---- DATASET ENTRIES
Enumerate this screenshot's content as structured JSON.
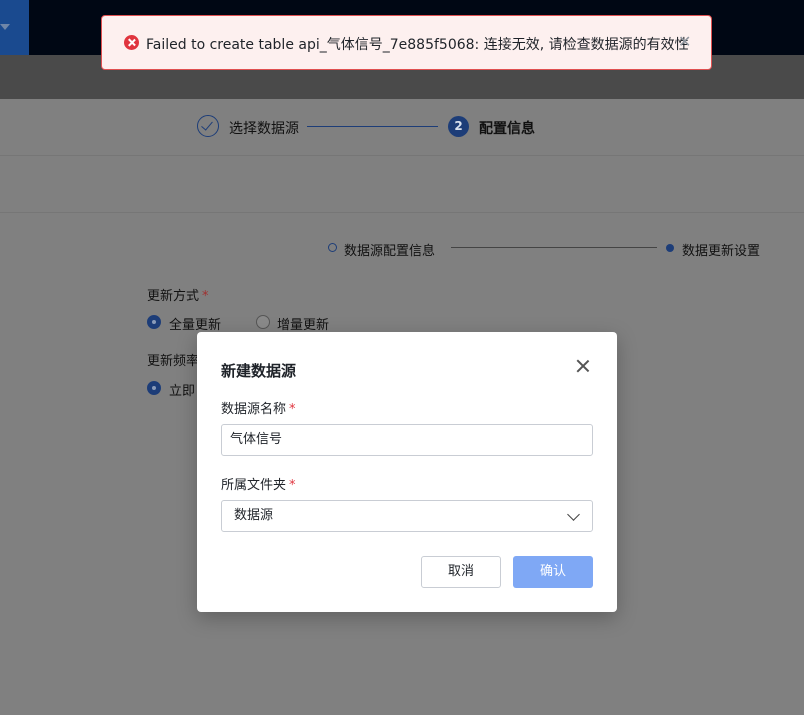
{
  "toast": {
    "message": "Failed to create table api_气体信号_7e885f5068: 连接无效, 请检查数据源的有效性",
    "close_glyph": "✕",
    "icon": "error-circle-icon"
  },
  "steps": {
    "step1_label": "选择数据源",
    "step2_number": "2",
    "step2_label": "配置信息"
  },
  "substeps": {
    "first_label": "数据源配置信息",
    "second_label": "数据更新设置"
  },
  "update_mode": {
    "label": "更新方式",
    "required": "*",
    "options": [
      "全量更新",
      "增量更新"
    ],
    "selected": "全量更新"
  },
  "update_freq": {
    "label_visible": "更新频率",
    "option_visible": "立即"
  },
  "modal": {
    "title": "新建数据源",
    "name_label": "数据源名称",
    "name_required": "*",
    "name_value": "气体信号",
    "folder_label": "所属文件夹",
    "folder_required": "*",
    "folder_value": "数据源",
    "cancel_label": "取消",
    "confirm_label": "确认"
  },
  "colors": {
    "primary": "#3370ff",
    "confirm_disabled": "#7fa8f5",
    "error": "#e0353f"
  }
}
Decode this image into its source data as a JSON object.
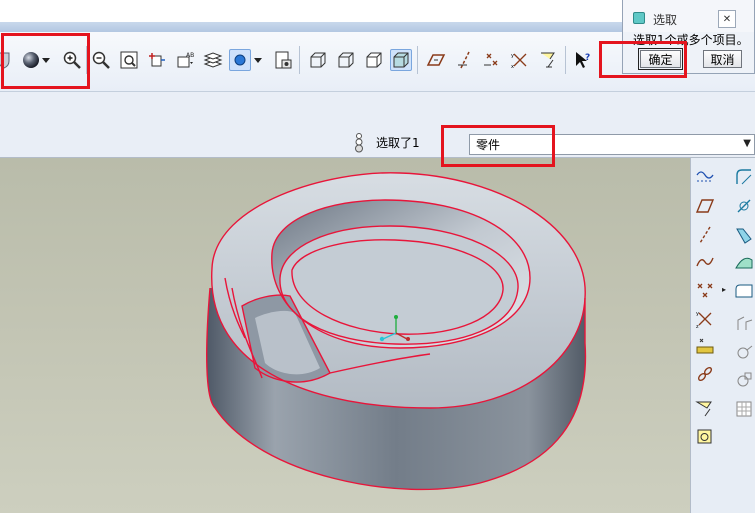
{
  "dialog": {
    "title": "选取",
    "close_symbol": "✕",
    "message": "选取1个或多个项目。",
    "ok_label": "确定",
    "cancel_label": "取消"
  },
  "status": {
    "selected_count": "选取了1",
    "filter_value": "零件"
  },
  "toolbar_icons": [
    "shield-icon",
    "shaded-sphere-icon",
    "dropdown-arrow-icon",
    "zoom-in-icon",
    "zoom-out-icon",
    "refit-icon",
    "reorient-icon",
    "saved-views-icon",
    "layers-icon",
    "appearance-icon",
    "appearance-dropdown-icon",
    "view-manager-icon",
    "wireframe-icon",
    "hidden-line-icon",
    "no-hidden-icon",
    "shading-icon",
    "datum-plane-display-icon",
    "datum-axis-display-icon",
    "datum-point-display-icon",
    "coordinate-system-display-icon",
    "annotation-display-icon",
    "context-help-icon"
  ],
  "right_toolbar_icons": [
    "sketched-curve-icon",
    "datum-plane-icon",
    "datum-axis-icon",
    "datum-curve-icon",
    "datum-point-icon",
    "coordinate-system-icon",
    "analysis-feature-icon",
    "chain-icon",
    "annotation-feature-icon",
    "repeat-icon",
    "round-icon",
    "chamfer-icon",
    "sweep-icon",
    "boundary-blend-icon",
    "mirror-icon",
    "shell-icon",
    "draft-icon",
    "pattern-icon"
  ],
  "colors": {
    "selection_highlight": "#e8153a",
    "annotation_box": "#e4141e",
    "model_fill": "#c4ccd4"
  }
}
--------
TASK TO CARRY OUT:
Except for the pictures, copy the material above exactly.

THE RESPONSE:
Enumerate this screenshot's content as structured JSON.
{
  "toast": {
    "message": "Failed to create table api_气体信号_7e885f5068: 连接无效, 请检查数据源的有效性",
    "close_glyph": "✕",
    "icon": "error-circle-icon"
  },
  "steps": {
    "step1_label": "选择数据源",
    "step2_number": "2",
    "step2_label": "配置信息"
  },
  "substeps": {
    "first_label": "数据源配置信息",
    "second_label": "数据更新设置"
  },
  "update_mode": {
    "label": "更新方式",
    "required": "*",
    "options": [
      "全量更新",
      "增量更新"
    ],
    "selected": "全量更新"
  },
  "update_freq": {
    "label_visible": "更新频率",
    "option_visible": "立即"
  },
  "modal": {
    "title": "新建数据源",
    "name_label": "数据源名称",
    "name_required": "*",
    "name_value": "气体信号",
    "folder_label": "所属文件夹",
    "folder_required": "*",
    "folder_value": "数据源",
    "cancel_label": "取消",
    "confirm_label": "确认"
  },
  "colors": {
    "primary": "#3370ff",
    "confirm_disabled": "#7fa8f5",
    "error": "#e0353f"
  }
}
Decode this image into its source data as a JSON object.
{
  "dialog": {
    "title": "选取",
    "close_symbol": "✕",
    "message": "选取1个或多个项目。",
    "ok_label": "确定",
    "cancel_label": "取消"
  },
  "status": {
    "selected_count": "选取了1",
    "filter_value": "零件"
  },
  "toolbar_icons": [
    "shield-icon",
    "shaded-sphere-icon",
    "dropdown-arrow-icon",
    "zoom-in-icon",
    "zoom-out-icon",
    "refit-icon",
    "reorient-icon",
    "saved-views-icon",
    "layers-icon",
    "appearance-icon",
    "appearance-dropdown-icon",
    "view-manager-icon",
    "wireframe-icon",
    "hidden-line-icon",
    "no-hidden-icon",
    "shading-icon",
    "datum-plane-display-icon",
    "datum-axis-display-icon",
    "datum-point-display-icon",
    "coordinate-system-display-icon",
    "annotation-display-icon",
    "context-help-icon"
  ],
  "right_toolbar_icons": [
    "sketched-curve-icon",
    "datum-plane-icon",
    "datum-axis-icon",
    "datum-curve-icon",
    "datum-point-icon",
    "coordinate-system-icon",
    "analysis-feature-icon",
    "chain-icon",
    "annotation-feature-icon",
    "repeat-icon",
    "round-icon",
    "chamfer-icon",
    "sweep-icon",
    "boundary-blend-icon",
    "mirror-icon",
    "shell-icon",
    "draft-icon",
    "pattern-icon"
  ],
  "colors": {
    "selection_highlight": "#e8153a",
    "annotation_box": "#e4141e",
    "model_fill": "#c4ccd4"
  }
}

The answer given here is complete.